Data entries for graphics
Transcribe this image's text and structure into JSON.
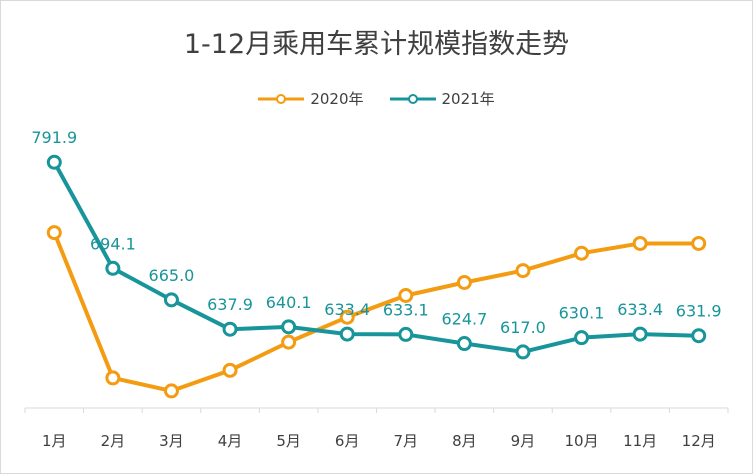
{
  "chart_data": {
    "type": "line",
    "title": "1-12月乘用车累计规模指数走势",
    "xlabel": "",
    "ylabel": "",
    "categories": [
      "1月",
      "2月",
      "3月",
      "4月",
      "5月",
      "6月",
      "7月",
      "8月",
      "9月",
      "10月",
      "11月",
      "12月"
    ],
    "series": [
      {
        "name": "2020年",
        "color": "#f39c12",
        "values": [
          727,
          593,
          581,
          600,
          626,
          649,
          669,
          681,
          692,
          708,
          717,
          717
        ],
        "show_labels": false
      },
      {
        "name": "2021年",
        "color": "#17959a",
        "values": [
          791.9,
          694.1,
          665.0,
          637.9,
          640.1,
          633.4,
          633.1,
          624.7,
          617.0,
          630.1,
          633.4,
          631.9
        ],
        "labels": [
          "791.9",
          "694.1",
          "665.0",
          "637.9",
          "640.1",
          "633.4",
          "633.1",
          "624.7",
          "617.0",
          "630.1",
          "633.4",
          "631.9"
        ],
        "show_labels": true
      }
    ],
    "ylim": [
      0,
      850
    ],
    "grid": false,
    "legend_position": "top"
  }
}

> **WHAT IS NEEDED**
Retype the listing exactly. Pictures do not belong in the copy.

> **TASK RESULT**
Transcribe this image's text and structure into JSON.
{
  "chart_data": {
    "type": "line",
    "title": "1-12月乘用车累计规模指数走势",
    "xlabel": "",
    "ylabel": "",
    "categories": [
      "1月",
      "2月",
      "3月",
      "4月",
      "5月",
      "6月",
      "7月",
      "8月",
      "9月",
      "10月",
      "11月",
      "12月"
    ],
    "series": [
      {
        "name": "2020年",
        "color": "#f39c12",
        "values": [
          727,
          593,
          581,
          600,
          626,
          649,
          669,
          681,
          692,
          708,
          717,
          717
        ],
        "show_labels": false
      },
      {
        "name": "2021年",
        "color": "#17959a",
        "values": [
          791.9,
          694.1,
          665.0,
          637.9,
          640.1,
          633.4,
          633.1,
          624.7,
          617.0,
          630.1,
          633.4,
          631.9
        ],
        "labels": [
          "791.9",
          "694.1",
          "665.0",
          "637.9",
          "640.1",
          "633.4",
          "633.1",
          "624.7",
          "617.0",
          "630.1",
          "633.4",
          "631.9"
        ],
        "show_labels": true
      }
    ],
    "ylim": [
      0,
      850
    ],
    "grid": false,
    "legend_position": "top"
  }
}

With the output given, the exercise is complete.